* Records supplied
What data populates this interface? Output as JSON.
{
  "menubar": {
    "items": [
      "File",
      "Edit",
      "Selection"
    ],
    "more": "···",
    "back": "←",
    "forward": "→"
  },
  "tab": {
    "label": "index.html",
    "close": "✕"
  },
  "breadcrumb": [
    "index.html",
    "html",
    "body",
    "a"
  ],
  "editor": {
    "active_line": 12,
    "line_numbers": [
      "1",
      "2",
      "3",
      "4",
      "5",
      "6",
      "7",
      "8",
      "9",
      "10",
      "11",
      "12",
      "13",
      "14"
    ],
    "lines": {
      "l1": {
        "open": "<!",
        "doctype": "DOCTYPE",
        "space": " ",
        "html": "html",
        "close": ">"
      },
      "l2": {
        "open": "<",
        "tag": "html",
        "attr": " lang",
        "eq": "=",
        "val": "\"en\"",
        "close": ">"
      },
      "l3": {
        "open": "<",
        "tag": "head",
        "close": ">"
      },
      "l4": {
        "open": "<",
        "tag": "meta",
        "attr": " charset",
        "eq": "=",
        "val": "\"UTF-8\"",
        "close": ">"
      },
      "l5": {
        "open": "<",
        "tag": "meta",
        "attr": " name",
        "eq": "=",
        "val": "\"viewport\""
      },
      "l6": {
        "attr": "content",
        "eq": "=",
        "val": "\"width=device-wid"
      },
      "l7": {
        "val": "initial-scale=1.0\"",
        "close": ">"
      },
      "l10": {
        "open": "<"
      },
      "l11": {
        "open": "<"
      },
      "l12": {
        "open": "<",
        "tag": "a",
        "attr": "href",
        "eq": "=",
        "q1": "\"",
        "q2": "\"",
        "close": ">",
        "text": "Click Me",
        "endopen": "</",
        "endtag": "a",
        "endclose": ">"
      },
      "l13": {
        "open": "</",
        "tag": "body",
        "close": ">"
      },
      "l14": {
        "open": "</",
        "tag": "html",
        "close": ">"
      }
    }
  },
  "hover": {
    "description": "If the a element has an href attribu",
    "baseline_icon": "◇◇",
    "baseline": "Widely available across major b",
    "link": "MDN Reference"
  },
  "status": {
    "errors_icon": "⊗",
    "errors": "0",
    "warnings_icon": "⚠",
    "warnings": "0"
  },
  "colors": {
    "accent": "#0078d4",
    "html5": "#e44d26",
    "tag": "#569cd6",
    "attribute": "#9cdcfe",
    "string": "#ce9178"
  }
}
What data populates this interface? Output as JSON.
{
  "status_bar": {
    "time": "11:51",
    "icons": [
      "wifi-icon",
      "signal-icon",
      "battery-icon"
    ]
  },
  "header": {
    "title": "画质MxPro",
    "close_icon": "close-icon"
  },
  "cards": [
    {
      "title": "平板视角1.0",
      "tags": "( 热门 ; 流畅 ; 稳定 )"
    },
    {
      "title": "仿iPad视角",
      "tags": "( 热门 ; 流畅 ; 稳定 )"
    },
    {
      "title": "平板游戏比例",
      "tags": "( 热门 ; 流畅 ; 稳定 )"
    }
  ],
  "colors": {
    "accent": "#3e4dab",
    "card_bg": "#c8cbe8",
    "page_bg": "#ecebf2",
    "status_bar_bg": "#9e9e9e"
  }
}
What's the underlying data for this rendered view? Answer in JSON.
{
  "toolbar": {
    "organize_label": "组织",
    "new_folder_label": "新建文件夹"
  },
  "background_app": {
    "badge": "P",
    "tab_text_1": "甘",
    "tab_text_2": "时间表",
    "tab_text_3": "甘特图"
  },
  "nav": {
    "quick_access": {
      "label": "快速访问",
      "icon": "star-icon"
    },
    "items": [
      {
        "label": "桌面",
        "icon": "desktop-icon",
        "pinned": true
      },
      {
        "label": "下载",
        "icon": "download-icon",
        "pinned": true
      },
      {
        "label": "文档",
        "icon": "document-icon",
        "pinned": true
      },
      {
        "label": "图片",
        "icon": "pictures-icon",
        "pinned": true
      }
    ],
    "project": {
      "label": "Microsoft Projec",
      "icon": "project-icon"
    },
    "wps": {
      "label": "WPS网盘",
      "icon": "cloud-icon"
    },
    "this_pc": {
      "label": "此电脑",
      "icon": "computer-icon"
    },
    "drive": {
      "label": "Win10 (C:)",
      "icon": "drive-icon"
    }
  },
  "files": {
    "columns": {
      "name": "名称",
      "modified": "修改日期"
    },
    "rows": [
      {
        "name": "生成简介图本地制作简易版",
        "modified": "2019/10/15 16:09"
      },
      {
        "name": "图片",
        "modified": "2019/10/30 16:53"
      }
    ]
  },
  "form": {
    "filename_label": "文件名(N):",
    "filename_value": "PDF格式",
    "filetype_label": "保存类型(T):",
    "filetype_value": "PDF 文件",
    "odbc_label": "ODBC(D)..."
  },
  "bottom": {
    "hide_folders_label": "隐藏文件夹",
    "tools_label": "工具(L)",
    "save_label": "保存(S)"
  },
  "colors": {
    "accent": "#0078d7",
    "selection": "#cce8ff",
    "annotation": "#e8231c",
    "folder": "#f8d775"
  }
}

* What is required
Determine how many lines of the material include the string "accent". Output only that count.

* Solved exercise
3